:: YOUR INSTRUCTIONS ::
The records below must be written out exactly, with every picture left behind.

:: MATERIAL ::
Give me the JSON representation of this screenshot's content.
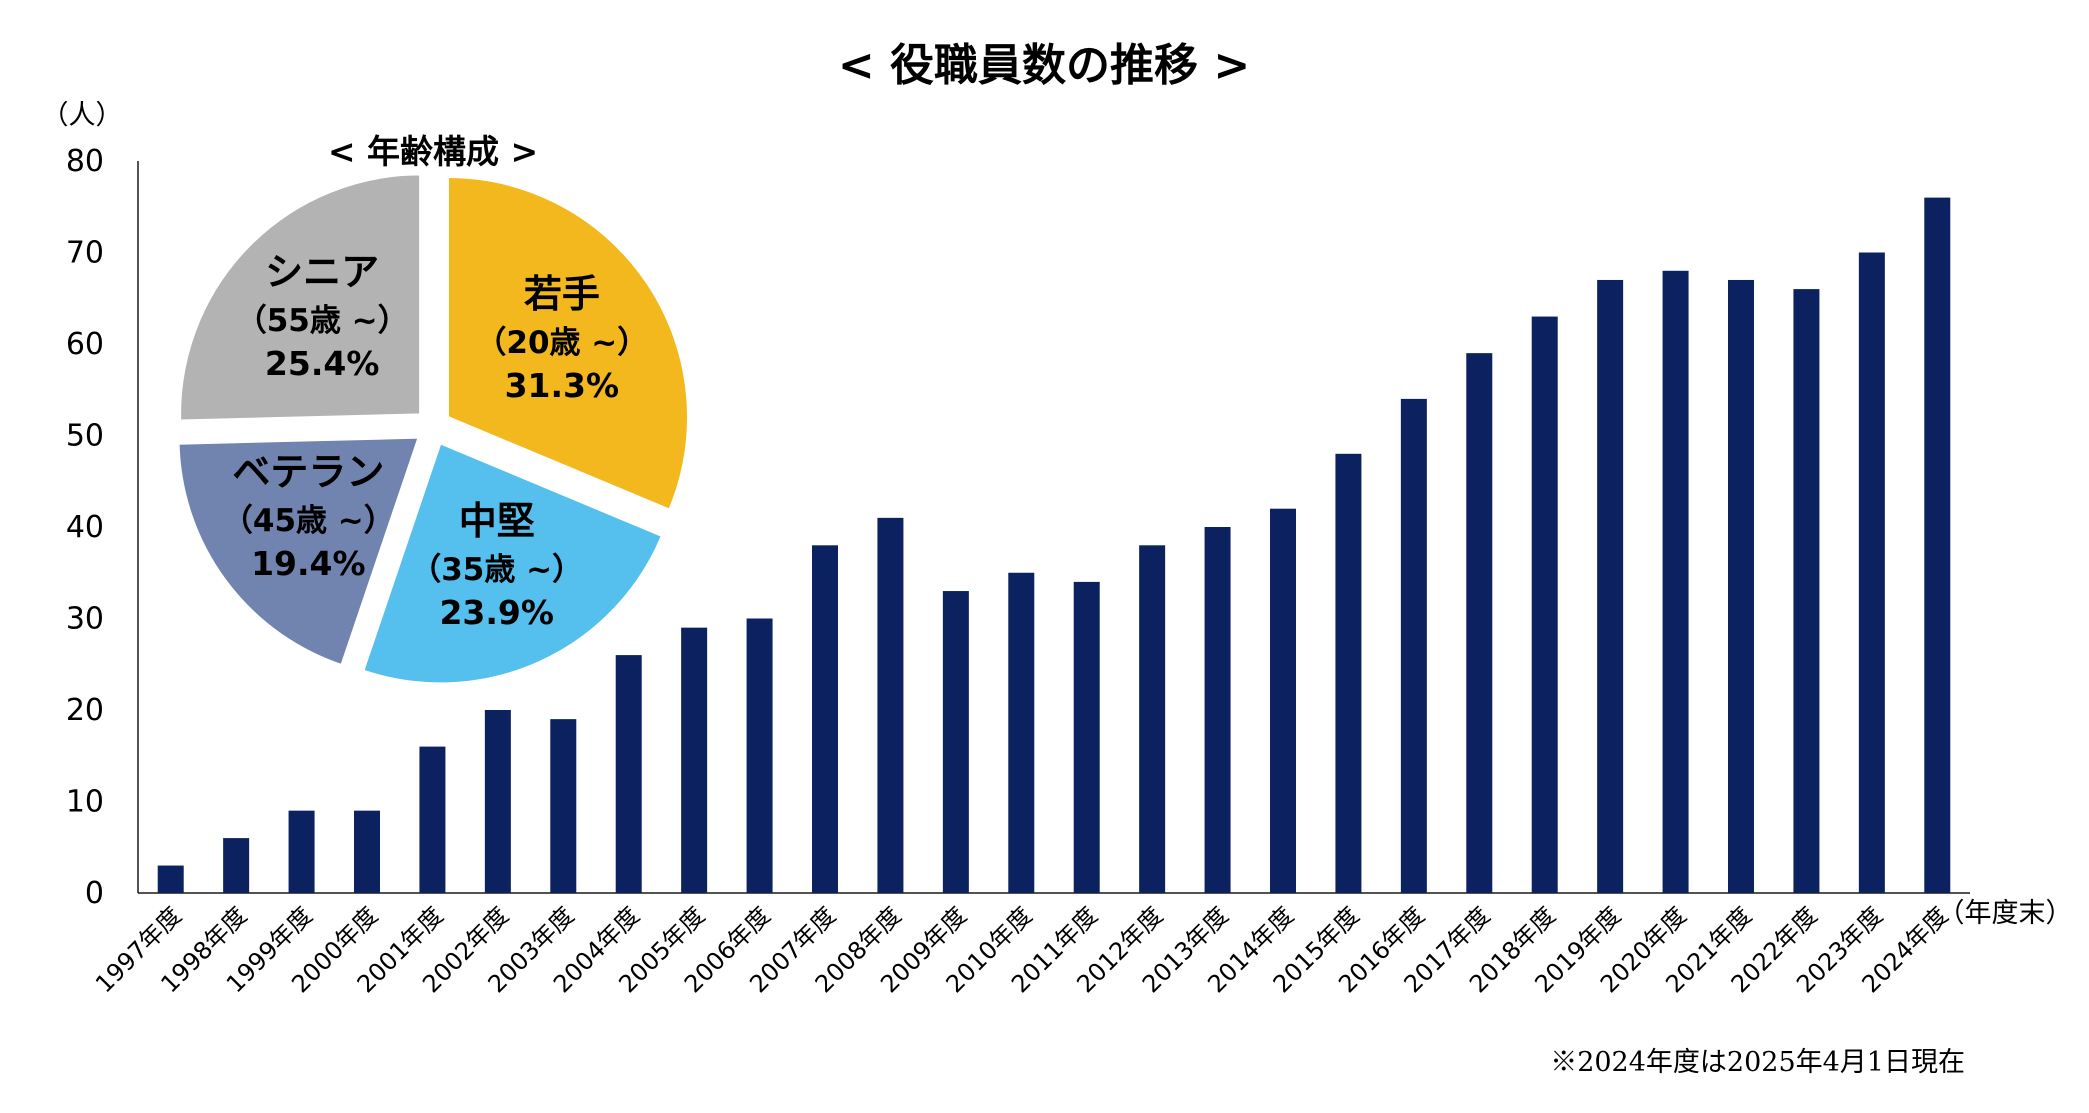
{
  "title": "< 役職員数の推移 >",
  "notes": {
    "unit_y": "（人）",
    "unit_x": "（年度末）",
    "footnote": "※2024年度は2025年4月1日現在"
  },
  "colors": {
    "bar": "#0c2260",
    "axis": "#1a1a1a",
    "young": "#f2b81d",
    "mid": "#55bfed",
    "veteran": "#7184af",
    "senior": "#b3b3b3"
  },
  "chart_data": [
    {
      "type": "bar",
      "categories": [
        "1997年度",
        "1998年度",
        "1999年度",
        "2000年度",
        "2001年度",
        "2002年度",
        "2003年度",
        "2004年度",
        "2005年度",
        "2006年度",
        "2007年度",
        "2008年度",
        "2009年度",
        "2010年度",
        "2011年度",
        "2012年度",
        "2013年度",
        "2014年度",
        "2015年度",
        "2016年度",
        "2017年度",
        "2018年度",
        "2019年度",
        "2020年度",
        "2021年度",
        "2022年度",
        "2023年度",
        "2024年度"
      ],
      "values": [
        3,
        6,
        9,
        9,
        16,
        20,
        19,
        26,
        29,
        30,
        38,
        41,
        33,
        35,
        34,
        38,
        40,
        42,
        48,
        54,
        59,
        63,
        67,
        68,
        67,
        66,
        70,
        76
      ],
      "title": "< 役職員数の推移 >",
      "ylabel": "（人）",
      "xlabel": "（年度末）",
      "ylim": [
        0,
        80
      ],
      "yticks": [
        0,
        10,
        20,
        30,
        40,
        50,
        60,
        70,
        80
      ],
      "grid": false
    },
    {
      "type": "pie",
      "title": "< 年齢構成 >",
      "slices": [
        {
          "name": "若手",
          "age": "（20歳 ~）",
          "label": "31.3%",
          "value": 31.3,
          "color": "#f2b81d"
        },
        {
          "name": "中堅",
          "age": "（35歳 ~）",
          "label": "23.9%",
          "value": 23.9,
          "color": "#55bfed"
        },
        {
          "name": "ベテラン",
          "age": "（45歳 ~）",
          "label": "19.4%",
          "value": 19.4,
          "color": "#7184af"
        },
        {
          "name": "シニア",
          "age": "（55歳 ~）",
          "label": "25.4%",
          "value": 25.4,
          "color": "#b3b3b3"
        }
      ]
    }
  ]
}
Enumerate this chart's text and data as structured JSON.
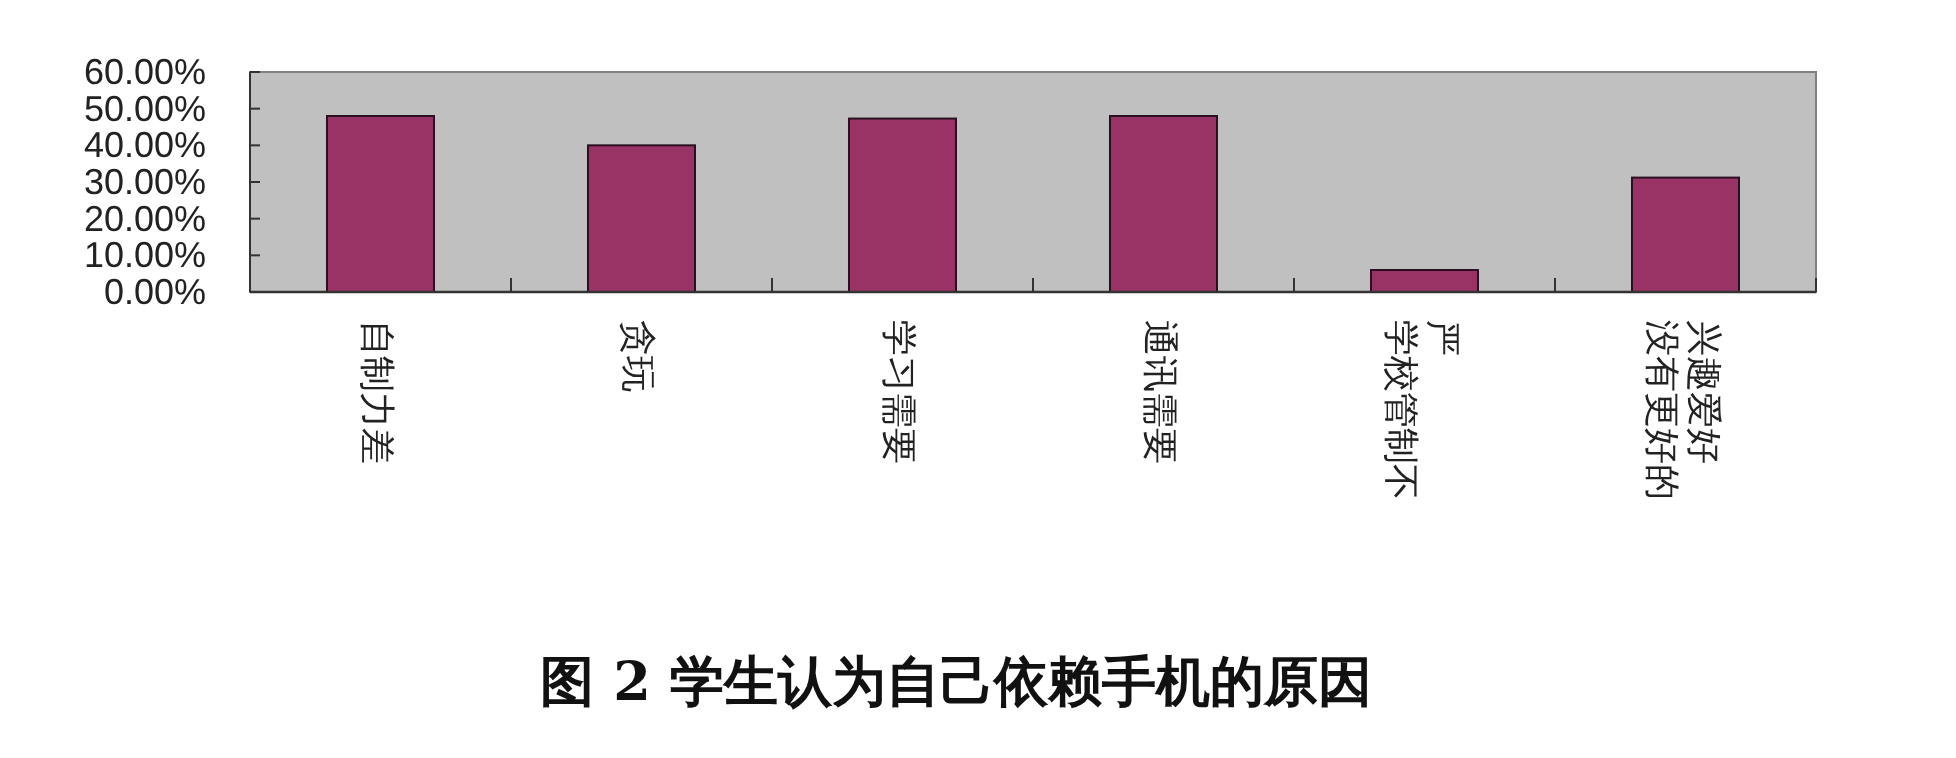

:: RESULT OF THIS TASK ::
Give me the JSON representation of this screenshot's content.
{
  "title": "< 役職員数の推移 >",
  "notes": {
    "unit_y": "（人）",
    "unit_x": "（年度末）",
    "footnote": "※2024年度は2025年4月1日現在"
  },
  "colors": {
    "bar": "#0c2260",
    "axis": "#1a1a1a",
    "young": "#f2b81d",
    "mid": "#55bfed",
    "veteran": "#7184af",
    "senior": "#b3b3b3"
  },
  "chart_data": [
    {
      "type": "bar",
      "categories": [
        "1997年度",
        "1998年度",
        "1999年度",
        "2000年度",
        "2001年度",
        "2002年度",
        "2003年度",
        "2004年度",
        "2005年度",
        "2006年度",
        "2007年度",
        "2008年度",
        "2009年度",
        "2010年度",
        "2011年度",
        "2012年度",
        "2013年度",
        "2014年度",
        "2015年度",
        "2016年度",
        "2017年度",
        "2018年度",
        "2019年度",
        "2020年度",
        "2021年度",
        "2022年度",
        "2023年度",
        "2024年度"
      ],
      "values": [
        3,
        6,
        9,
        9,
        16,
        20,
        19,
        26,
        29,
        30,
        38,
        41,
        33,
        35,
        34,
        38,
        40,
        42,
        48,
        54,
        59,
        63,
        67,
        68,
        67,
        66,
        70,
        76
      ],
      "title": "< 役職員数の推移 >",
      "ylabel": "（人）",
      "xlabel": "（年度末）",
      "ylim": [
        0,
        80
      ],
      "yticks": [
        0,
        10,
        20,
        30,
        40,
        50,
        60,
        70,
        80
      ],
      "grid": false
    },
    {
      "type": "pie",
      "title": "< 年齢構成 >",
      "slices": [
        {
          "name": "若手",
          "age": "（20歳 ~）",
          "label": "31.3%",
          "value": 31.3,
          "color": "#f2b81d"
        },
        {
          "name": "中堅",
          "age": "（35歳 ~）",
          "label": "23.9%",
          "value": 23.9,
          "color": "#55bfed"
        },
        {
          "name": "ベテラン",
          "age": "（45歳 ~）",
          "label": "19.4%",
          "value": 19.4,
          "color": "#7184af"
        },
        {
          "name": "シニア",
          "age": "（55歳 ~）",
          "label": "25.4%",
          "value": 25.4,
          "color": "#b3b3b3"
        }
      ]
    }
  ]
}
Enumerate this chart's text and data as structured JSON.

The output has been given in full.